▶ **To do**
Locate and copy each line in the data that contains the word "object".

— Begin Supplied entries —

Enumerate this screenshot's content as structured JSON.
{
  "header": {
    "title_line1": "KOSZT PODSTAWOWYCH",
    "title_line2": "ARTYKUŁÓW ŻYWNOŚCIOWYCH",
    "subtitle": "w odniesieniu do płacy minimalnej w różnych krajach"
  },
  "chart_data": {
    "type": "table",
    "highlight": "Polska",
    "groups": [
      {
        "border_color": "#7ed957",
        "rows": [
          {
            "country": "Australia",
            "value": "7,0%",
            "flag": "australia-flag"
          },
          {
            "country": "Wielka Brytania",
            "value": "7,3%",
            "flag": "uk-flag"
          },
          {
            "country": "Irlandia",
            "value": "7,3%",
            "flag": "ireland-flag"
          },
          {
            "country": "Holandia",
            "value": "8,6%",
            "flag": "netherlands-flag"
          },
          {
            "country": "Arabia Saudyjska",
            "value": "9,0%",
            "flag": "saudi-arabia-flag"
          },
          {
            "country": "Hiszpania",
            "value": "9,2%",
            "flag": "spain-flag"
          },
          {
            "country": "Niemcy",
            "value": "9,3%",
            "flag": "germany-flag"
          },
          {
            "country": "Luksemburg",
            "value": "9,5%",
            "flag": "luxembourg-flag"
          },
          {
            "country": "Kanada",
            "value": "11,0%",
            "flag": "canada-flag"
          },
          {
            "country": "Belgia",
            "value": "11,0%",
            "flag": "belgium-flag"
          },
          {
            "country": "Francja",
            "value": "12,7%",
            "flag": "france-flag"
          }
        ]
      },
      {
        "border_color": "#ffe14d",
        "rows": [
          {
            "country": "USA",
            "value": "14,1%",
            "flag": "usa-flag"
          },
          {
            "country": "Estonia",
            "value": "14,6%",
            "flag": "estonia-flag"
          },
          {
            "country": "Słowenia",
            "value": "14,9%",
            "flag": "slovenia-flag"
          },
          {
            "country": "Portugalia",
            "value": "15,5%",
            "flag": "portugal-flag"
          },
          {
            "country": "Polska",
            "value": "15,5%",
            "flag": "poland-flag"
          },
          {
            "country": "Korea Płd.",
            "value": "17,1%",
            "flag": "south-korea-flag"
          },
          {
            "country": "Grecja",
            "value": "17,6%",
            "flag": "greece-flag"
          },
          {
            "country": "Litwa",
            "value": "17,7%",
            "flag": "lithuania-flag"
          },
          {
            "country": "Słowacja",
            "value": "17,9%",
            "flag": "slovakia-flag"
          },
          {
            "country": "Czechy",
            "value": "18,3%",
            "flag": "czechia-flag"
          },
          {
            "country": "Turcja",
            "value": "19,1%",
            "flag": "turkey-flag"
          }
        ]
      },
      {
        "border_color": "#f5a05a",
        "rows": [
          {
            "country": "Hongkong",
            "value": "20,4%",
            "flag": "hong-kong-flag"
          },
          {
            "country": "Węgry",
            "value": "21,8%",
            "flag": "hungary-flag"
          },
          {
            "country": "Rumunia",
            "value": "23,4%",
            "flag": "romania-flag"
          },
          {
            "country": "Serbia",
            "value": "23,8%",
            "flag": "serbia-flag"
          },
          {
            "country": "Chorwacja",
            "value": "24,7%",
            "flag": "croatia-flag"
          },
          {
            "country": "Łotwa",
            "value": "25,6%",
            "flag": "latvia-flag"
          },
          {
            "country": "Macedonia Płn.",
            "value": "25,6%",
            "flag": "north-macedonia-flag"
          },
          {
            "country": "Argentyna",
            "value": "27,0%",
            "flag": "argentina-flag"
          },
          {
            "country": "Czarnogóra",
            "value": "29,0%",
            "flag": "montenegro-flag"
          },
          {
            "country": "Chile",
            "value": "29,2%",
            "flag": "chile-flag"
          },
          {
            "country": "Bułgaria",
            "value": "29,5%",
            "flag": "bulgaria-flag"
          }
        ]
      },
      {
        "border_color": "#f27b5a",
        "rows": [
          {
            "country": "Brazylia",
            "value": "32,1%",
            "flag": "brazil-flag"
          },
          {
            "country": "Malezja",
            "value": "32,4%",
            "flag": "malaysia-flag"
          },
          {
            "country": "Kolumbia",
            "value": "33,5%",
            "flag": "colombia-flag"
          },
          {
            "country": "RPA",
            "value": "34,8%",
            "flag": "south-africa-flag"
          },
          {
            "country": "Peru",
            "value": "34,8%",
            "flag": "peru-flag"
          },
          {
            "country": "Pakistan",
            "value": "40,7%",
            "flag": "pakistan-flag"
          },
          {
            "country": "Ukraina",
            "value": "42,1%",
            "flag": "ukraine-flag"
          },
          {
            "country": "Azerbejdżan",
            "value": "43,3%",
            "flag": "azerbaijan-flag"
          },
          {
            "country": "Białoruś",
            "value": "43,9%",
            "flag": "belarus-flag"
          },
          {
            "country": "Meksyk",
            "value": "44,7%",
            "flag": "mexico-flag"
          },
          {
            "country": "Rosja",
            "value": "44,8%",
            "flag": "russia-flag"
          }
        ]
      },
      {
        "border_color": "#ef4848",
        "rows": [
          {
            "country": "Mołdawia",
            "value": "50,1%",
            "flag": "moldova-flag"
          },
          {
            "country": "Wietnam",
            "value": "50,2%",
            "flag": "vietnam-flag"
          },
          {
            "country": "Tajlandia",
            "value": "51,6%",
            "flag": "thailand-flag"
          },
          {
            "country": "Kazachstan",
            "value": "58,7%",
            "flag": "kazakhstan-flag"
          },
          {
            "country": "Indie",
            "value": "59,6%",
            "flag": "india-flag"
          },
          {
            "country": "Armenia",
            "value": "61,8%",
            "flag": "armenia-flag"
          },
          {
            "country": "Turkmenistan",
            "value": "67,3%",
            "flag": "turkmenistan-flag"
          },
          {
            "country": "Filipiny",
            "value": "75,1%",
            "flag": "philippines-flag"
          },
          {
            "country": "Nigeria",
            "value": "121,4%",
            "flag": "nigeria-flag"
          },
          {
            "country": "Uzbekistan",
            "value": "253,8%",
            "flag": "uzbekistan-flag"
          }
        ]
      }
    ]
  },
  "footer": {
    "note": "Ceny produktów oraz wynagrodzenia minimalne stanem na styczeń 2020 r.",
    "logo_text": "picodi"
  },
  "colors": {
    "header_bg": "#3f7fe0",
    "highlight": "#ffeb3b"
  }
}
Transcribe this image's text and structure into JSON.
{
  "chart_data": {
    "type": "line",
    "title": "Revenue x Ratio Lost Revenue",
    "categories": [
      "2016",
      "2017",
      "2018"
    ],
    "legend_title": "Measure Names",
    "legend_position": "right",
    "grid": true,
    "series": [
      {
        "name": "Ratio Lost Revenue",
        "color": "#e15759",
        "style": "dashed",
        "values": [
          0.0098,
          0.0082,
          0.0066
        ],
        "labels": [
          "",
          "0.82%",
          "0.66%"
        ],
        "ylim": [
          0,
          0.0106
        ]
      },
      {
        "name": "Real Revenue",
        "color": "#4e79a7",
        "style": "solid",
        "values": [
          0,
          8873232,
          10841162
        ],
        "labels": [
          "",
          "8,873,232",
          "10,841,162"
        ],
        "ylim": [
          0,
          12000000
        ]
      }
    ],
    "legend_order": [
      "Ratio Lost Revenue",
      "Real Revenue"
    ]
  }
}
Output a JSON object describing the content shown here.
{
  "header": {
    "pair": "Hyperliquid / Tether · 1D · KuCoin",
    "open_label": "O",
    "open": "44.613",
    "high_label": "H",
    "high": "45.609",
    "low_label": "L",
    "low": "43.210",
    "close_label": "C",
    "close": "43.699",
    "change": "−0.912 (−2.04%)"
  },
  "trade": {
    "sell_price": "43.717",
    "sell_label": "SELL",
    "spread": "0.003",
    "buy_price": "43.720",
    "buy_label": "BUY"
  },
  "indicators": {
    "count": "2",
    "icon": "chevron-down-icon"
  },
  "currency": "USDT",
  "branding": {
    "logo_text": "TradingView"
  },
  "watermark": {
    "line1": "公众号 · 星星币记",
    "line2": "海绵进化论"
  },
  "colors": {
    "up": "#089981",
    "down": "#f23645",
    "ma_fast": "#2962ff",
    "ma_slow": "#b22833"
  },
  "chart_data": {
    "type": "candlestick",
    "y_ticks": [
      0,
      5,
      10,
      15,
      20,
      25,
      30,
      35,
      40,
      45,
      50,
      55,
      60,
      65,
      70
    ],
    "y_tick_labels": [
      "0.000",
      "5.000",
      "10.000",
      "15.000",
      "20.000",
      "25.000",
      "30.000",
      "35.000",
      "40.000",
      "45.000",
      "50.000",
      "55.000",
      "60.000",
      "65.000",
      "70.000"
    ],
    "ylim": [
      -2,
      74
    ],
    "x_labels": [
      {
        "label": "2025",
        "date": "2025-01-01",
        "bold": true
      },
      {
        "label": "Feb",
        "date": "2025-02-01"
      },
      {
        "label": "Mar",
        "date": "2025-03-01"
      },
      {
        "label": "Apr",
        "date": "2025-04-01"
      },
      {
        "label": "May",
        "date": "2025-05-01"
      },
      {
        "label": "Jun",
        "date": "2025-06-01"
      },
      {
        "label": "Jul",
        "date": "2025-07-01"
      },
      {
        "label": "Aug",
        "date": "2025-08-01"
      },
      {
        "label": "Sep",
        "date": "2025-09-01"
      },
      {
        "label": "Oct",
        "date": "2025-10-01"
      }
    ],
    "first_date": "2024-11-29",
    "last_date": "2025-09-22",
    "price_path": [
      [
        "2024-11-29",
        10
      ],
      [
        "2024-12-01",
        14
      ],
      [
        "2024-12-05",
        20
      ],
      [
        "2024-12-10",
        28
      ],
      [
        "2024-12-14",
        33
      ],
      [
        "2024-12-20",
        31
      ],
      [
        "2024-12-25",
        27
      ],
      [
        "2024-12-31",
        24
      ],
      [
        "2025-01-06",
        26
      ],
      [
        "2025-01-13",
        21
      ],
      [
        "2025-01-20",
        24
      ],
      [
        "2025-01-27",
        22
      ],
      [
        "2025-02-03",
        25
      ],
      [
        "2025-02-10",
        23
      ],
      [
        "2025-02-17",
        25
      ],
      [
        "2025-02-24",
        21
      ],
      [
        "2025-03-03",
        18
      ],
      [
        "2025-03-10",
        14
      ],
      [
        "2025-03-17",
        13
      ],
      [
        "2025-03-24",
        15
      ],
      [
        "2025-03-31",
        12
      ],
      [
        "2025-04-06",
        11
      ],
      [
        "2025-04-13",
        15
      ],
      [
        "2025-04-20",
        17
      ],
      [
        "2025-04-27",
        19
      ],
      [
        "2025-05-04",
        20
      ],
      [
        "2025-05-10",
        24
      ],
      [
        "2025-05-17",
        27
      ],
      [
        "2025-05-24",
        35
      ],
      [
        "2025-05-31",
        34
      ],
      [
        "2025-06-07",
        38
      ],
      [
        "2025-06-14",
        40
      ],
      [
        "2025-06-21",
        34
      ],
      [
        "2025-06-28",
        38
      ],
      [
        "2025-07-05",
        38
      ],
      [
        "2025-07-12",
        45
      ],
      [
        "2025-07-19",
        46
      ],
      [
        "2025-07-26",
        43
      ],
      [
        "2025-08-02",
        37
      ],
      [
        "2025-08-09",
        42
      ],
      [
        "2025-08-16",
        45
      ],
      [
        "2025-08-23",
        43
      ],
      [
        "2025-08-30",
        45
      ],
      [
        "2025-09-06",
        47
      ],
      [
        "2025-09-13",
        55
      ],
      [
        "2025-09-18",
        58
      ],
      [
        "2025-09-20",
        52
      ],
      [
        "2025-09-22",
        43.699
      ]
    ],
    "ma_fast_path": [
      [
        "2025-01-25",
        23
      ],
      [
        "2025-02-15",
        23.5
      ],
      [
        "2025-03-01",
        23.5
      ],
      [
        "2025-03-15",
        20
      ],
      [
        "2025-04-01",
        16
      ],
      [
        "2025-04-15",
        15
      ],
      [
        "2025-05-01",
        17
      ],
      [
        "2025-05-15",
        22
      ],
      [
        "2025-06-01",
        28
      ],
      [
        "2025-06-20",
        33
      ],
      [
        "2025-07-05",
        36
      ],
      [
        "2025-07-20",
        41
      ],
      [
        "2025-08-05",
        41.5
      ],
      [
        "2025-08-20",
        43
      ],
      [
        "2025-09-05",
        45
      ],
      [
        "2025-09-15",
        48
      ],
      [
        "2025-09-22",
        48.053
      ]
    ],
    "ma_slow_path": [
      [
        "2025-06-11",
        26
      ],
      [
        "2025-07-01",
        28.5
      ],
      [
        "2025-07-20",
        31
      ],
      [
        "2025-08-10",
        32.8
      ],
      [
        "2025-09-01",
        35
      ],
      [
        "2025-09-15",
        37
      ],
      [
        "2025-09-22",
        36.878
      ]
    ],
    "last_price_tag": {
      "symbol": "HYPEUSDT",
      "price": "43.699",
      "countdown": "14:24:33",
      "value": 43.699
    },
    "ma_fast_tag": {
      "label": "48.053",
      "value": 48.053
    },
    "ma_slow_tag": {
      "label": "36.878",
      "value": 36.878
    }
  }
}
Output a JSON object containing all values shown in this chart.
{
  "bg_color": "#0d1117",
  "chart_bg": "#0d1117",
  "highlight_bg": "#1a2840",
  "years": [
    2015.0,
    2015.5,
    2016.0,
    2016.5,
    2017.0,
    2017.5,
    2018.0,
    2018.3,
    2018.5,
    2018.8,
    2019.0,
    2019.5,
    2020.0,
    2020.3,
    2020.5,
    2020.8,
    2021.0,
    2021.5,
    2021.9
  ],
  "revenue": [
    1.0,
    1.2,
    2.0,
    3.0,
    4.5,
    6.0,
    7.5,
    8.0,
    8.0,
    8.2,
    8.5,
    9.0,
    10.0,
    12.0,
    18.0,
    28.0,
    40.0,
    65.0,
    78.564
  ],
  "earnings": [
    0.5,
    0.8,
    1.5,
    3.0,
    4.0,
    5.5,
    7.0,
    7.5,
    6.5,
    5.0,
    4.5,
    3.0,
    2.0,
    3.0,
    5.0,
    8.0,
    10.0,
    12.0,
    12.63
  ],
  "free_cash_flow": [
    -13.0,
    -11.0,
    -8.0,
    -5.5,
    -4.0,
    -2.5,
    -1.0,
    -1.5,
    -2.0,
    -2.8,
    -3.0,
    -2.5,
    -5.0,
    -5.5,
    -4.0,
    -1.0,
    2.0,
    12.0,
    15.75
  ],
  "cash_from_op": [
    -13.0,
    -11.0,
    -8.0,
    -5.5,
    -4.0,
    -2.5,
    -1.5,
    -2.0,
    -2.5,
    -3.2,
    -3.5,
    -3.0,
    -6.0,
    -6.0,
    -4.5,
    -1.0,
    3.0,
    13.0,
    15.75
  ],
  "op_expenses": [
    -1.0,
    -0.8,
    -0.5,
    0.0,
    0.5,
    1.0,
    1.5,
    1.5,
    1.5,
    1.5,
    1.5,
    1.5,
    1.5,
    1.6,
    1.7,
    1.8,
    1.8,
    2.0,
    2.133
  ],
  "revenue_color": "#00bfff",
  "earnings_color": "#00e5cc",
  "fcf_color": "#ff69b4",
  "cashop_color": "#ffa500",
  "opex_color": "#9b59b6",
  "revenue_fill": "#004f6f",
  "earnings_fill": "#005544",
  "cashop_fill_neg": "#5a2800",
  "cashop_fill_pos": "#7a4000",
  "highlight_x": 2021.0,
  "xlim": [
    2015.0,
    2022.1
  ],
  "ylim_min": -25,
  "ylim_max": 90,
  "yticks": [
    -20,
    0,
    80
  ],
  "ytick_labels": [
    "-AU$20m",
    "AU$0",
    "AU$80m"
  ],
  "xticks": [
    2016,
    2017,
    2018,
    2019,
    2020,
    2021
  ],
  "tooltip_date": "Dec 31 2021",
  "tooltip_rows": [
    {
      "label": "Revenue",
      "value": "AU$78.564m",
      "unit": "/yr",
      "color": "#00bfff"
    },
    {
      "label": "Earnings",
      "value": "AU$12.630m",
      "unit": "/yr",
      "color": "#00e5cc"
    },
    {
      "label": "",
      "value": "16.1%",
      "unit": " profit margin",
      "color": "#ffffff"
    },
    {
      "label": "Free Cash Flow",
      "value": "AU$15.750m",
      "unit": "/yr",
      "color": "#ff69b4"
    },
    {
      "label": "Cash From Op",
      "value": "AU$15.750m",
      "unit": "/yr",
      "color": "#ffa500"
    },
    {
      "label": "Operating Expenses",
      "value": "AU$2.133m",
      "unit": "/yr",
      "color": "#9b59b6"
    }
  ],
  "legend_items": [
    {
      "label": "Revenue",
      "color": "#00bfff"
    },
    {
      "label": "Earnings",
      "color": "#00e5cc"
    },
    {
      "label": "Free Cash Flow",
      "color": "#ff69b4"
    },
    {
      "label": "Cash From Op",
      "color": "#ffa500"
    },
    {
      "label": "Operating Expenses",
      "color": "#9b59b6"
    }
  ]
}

— End Supplied entries —

▶ **Correct output**
Output a JSON object describing the content shown here.
Output a JSON object containing all values shown in this chart.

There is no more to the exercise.